▶ _Given problem_:
Find every line in the records below that holds the word "this" and copy it.

───── Records

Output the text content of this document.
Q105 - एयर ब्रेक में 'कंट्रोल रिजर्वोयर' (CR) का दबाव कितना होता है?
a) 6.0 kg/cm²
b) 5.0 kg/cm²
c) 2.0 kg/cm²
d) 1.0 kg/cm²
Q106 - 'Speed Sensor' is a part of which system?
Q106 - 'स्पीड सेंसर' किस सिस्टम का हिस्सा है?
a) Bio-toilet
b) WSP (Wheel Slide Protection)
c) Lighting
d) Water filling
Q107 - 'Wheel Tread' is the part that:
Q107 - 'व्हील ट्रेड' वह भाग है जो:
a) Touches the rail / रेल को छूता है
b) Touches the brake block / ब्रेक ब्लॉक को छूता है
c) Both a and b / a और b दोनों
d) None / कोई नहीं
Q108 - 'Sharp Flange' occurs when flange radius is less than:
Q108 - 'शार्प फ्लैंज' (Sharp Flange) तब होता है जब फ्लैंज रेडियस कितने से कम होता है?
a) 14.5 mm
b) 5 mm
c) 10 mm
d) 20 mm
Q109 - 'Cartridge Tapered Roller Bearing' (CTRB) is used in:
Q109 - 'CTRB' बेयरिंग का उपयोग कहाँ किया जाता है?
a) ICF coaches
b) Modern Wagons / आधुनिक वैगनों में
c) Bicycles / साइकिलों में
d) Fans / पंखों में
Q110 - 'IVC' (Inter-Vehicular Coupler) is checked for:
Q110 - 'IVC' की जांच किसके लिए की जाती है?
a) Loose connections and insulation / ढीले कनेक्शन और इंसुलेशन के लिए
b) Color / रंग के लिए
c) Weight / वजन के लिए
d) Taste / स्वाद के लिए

──────────
───── Records

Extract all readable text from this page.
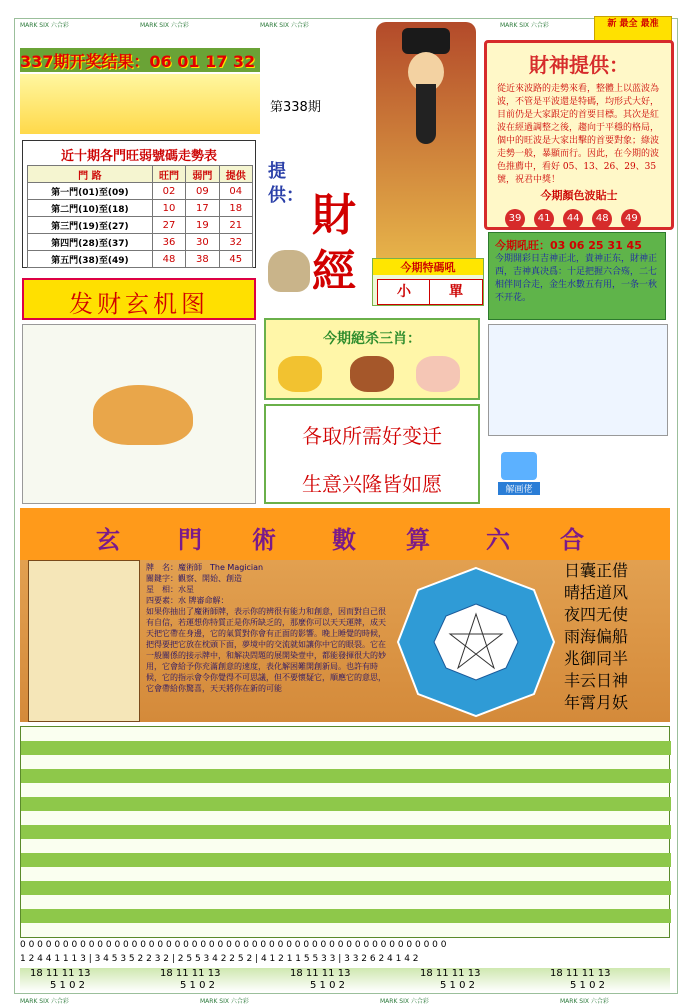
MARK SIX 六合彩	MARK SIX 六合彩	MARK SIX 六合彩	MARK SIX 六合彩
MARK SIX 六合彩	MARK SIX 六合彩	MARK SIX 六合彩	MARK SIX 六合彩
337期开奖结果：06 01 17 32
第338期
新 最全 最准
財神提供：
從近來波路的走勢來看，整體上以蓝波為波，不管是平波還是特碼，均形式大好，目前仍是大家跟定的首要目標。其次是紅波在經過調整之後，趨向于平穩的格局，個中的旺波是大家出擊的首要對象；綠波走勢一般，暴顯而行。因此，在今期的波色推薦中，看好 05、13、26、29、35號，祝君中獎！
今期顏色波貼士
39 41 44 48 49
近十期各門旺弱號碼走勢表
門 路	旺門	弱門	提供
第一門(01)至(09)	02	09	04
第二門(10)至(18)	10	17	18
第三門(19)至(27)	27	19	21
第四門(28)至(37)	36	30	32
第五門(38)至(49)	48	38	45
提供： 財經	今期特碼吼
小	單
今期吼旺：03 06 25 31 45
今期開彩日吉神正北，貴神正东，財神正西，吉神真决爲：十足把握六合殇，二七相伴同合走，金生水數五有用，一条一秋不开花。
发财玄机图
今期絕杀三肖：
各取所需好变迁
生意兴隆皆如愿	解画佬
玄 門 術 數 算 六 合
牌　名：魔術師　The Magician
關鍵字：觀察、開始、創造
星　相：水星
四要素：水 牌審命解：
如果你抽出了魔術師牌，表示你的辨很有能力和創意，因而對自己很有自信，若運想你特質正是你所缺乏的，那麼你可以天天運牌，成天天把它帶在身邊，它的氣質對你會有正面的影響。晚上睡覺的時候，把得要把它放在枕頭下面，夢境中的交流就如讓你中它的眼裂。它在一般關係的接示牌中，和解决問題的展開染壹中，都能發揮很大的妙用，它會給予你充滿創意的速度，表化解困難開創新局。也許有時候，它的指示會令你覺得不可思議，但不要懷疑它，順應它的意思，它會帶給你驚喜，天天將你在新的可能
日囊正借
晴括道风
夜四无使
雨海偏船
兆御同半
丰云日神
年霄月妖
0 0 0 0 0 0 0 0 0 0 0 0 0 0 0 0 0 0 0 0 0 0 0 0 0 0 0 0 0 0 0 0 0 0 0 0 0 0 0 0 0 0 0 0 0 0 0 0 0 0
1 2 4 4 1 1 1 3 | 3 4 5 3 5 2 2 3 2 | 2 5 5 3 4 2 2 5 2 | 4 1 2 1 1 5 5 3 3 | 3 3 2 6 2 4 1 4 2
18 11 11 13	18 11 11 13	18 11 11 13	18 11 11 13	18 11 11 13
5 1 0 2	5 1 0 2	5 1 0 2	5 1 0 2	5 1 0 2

──────────

▶ _The result_:
Output the text content of this document.
Extract all readable text from this page.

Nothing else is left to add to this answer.